C’était le chef du Secrétariat général de l’UEO(17) qui donnait réponse aux questions et recommandations de l’Assemblée de l’UEO, après qu’il eut envoyé aux 28 États membres(18) un projet de réponse traduit avec un délai de réponse faisant jouer la pratique de la procédure du silence (accord tacite à cinq jours).


Le Secrétariat de l’UEO, installé rue de l’Association à Bruxelles à partir de juillet 2001, fut réduit en effectifs et en moyens(19). Avec la décision prise par les États parties de charger le Conseil permanent de l’UEO d’organiser la cessation des activités de l’Organisation dans le respect du délai prescrit par le traité de Bruxelles modifié et de préférence pour la fin du mois de juin 2011, l’expertise et le soutien du Secrétariat de l’UEO fut sollicité pour les questions administratives et de personnel, à la fois à Bruxelles et à Paris.


Plusieurs difficultés apparurent autour des plans sociaux et versements d’indemnités des derniers employés(20) dans la mesure où dans un premier temps, la plupart des États membres de l’UEO avaient essayé d’échapper à leurs obligations en matière de pensions. L’organe qui fut chargé de gérer ces plans et de faire le suivi des pensions était l’agence satellitaire de l’Union européenne(21). Le centre satellitaire avait reçu une contribution supplémentaire des États membres pour les dépenses occasionnées. En effet, la décision du Conseil de l’UEO du 27 mai 2011 précisait que «les Dix reconnaissaient qu’ils étaient solidairement responsables, y compris sur le plan financier, à concurrence de la part qu’attribuait à chacun des Dix la clé de répartition régissant les contributions obligatoires à l’UEO, vis-à-vis du centre satellitaire de l’UE, de l’exécution des obligations administratives résiduelles de l’UEO»(22). Par facilité, une cellule chargée des pensions fut constituée dans les locaux du secrétariat du Conseil de l’UE à Bruxelles, agissant sous tutelle du Conseil d’administration à dix du CSUE.

• DONNÉES PRÉSENTÉES:
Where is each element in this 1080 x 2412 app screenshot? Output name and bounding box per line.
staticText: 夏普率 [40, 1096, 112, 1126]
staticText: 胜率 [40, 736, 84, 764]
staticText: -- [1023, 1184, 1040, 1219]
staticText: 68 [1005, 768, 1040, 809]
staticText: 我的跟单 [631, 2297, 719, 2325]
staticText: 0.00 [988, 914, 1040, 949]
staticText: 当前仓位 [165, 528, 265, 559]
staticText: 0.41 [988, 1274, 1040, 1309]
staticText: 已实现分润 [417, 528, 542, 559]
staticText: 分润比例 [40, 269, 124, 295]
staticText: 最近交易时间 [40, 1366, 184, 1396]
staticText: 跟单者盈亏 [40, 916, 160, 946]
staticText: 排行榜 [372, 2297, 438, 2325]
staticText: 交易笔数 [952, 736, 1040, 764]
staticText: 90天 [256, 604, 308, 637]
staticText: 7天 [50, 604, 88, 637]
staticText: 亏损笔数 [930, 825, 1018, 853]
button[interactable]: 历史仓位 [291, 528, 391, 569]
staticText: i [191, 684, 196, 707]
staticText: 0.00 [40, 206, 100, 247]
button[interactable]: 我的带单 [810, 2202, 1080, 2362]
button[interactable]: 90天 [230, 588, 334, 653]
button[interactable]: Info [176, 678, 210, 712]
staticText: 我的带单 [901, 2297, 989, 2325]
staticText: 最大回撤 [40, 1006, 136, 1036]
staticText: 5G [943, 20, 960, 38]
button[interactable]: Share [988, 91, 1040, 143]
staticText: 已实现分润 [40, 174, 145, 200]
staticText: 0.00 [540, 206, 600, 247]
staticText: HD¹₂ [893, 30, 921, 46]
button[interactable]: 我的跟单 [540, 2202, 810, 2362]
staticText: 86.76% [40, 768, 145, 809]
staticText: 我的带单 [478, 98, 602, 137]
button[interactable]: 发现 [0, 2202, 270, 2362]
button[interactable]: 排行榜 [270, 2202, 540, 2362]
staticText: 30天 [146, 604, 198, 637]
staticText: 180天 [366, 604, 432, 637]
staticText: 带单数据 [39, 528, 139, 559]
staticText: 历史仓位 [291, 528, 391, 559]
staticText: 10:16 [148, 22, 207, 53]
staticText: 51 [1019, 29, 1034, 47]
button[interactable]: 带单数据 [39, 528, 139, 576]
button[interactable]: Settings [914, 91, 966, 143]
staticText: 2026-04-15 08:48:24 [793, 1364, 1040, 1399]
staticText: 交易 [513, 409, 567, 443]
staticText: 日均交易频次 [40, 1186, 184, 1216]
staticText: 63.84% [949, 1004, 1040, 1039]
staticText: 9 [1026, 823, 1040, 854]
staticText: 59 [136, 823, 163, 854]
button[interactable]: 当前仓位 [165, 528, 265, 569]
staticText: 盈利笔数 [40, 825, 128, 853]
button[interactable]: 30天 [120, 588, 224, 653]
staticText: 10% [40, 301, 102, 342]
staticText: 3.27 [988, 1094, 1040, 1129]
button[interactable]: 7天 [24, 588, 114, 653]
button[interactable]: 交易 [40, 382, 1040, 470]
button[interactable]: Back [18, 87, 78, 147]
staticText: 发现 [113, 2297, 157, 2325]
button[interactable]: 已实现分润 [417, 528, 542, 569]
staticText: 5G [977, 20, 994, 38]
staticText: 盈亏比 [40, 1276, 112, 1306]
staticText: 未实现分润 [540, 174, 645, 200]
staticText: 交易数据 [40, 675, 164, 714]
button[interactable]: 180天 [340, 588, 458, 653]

• ÉNONCÉ: Traduisez en anglais, s'il vous plaît, cette phrase de l'extrait sur la fin de l'UEO : « Le centre satellitaire avait reçu une contribution supplémentaire des États membres pour les dépenses occasionnées. »

• RÉPONSE: The satellite center had received an additional contribution from the member states for the expenses incurred.